--- begin Material to process ---

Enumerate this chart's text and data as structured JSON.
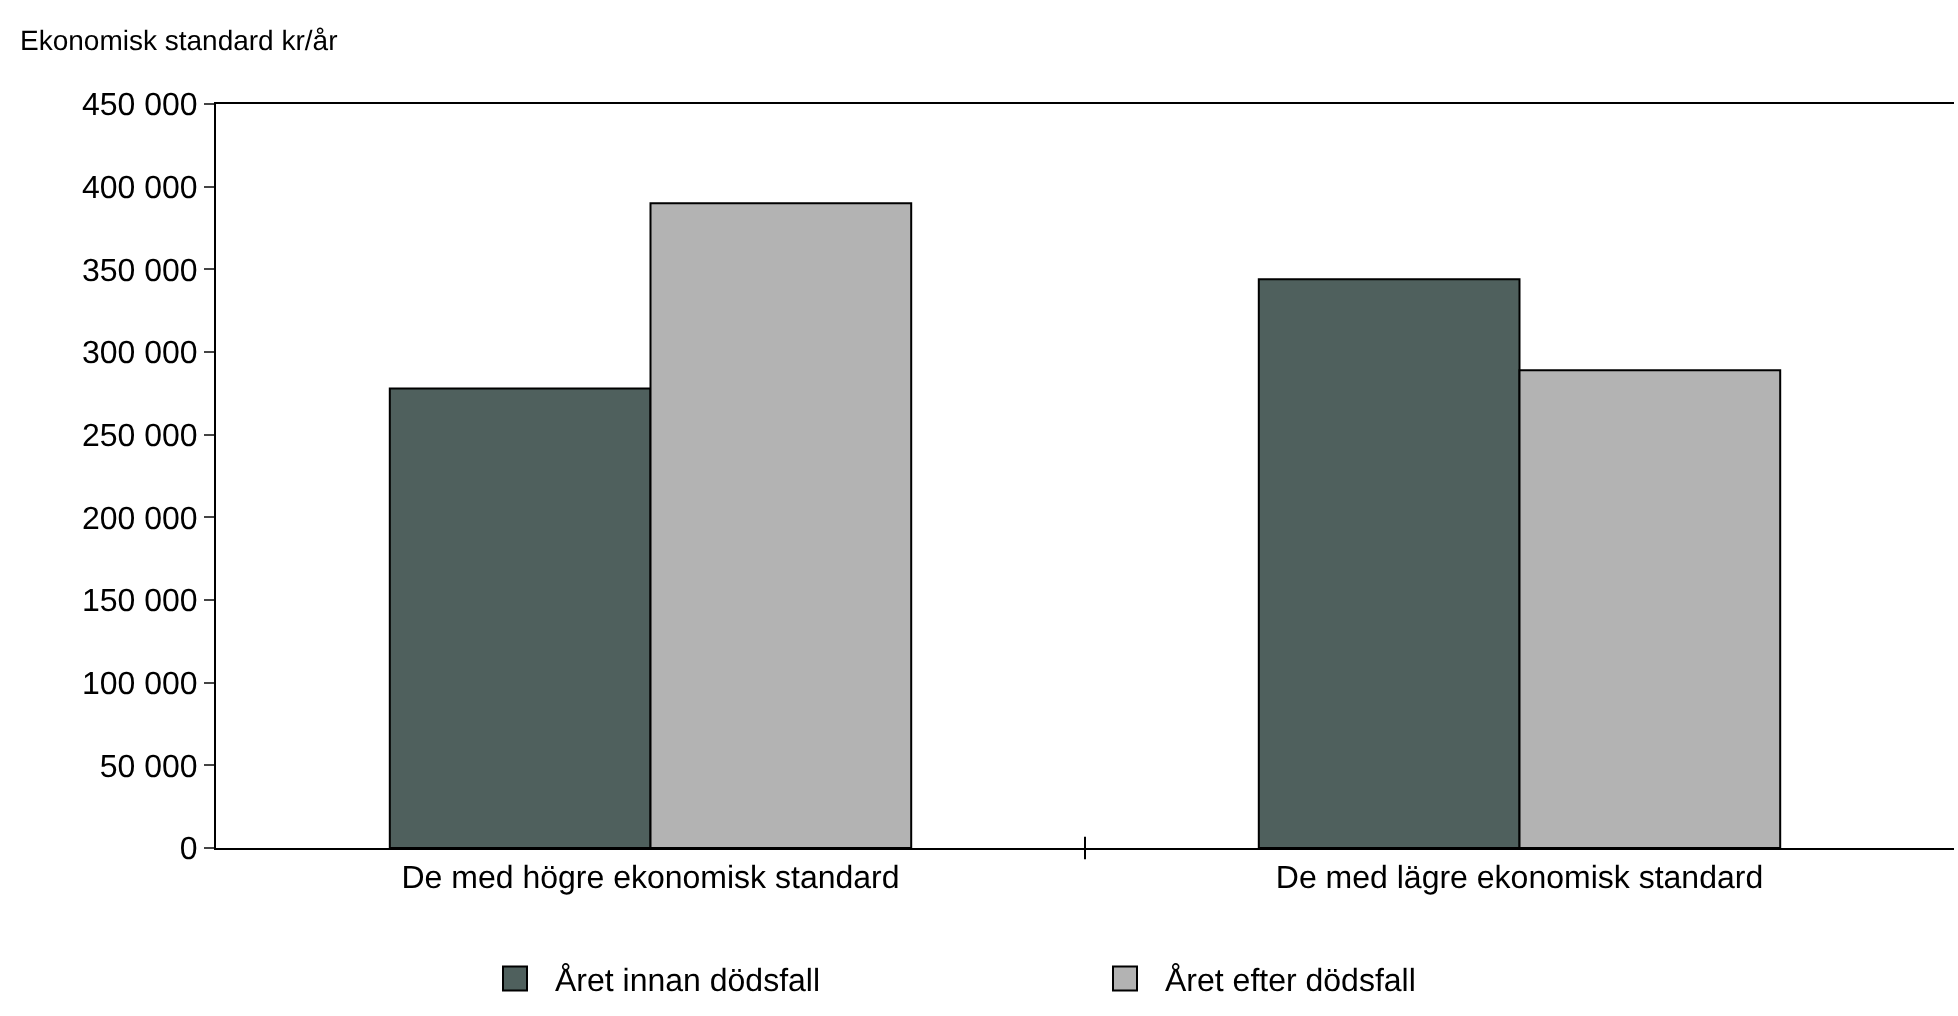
{
  "chart_data": {
    "type": "bar",
    "ylabel": "Ekonomisk standard kr/år",
    "categories": [
      "De med högre ekonomisk standard",
      "De med lägre ekonomisk standard"
    ],
    "series": [
      {
        "name": "Året innan dödsfall",
        "color": "#4f605d",
        "values": [
          278000,
          344000
        ]
      },
      {
        "name": "Året efter dödsfall",
        "color": "#b3b3b3",
        "values": [
          390000,
          289000
        ]
      }
    ],
    "ylim": [
      0,
      450000
    ],
    "yticks": [
      {
        "value": 0,
        "label": "0"
      },
      {
        "value": 50000,
        "label": "50 000"
      },
      {
        "value": 100000,
        "label": "100 000"
      },
      {
        "value": 150000,
        "label": "150 000"
      },
      {
        "value": 200000,
        "label": "200 000"
      },
      {
        "value": 250000,
        "label": "250 000"
      },
      {
        "value": 300000,
        "label": "300 000"
      },
      {
        "value": 350000,
        "label": "350 000"
      },
      {
        "value": 400000,
        "label": "400 000"
      },
      {
        "value": 450000,
        "label": "450 000"
      }
    ],
    "legend": "bottom"
  }
}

--- end Material to process ---

Problem statement:
Exclude the pictures and transcribe all of the entries exactly.

Expected answer:
Enumerate this chart's text and data as structured JSON.
{
  "chart_data": {
    "type": "bar",
    "ylabel": "Ekonomisk standard kr/år",
    "categories": [
      "De med högre ekonomisk standard",
      "De med lägre ekonomisk standard"
    ],
    "series": [
      {
        "name": "Året innan dödsfall",
        "color": "#4f605d",
        "values": [
          278000,
          344000
        ]
      },
      {
        "name": "Året efter dödsfall",
        "color": "#b3b3b3",
        "values": [
          390000,
          289000
        ]
      }
    ],
    "ylim": [
      0,
      450000
    ],
    "yticks": [
      {
        "value": 0,
        "label": "0"
      },
      {
        "value": 50000,
        "label": "50 000"
      },
      {
        "value": 100000,
        "label": "100 000"
      },
      {
        "value": 150000,
        "label": "150 000"
      },
      {
        "value": 200000,
        "label": "200 000"
      },
      {
        "value": 250000,
        "label": "250 000"
      },
      {
        "value": 300000,
        "label": "300 000"
      },
      {
        "value": 350000,
        "label": "350 000"
      },
      {
        "value": 400000,
        "label": "400 000"
      },
      {
        "value": 450000,
        "label": "450 000"
      }
    ],
    "legend": "bottom"
  }
}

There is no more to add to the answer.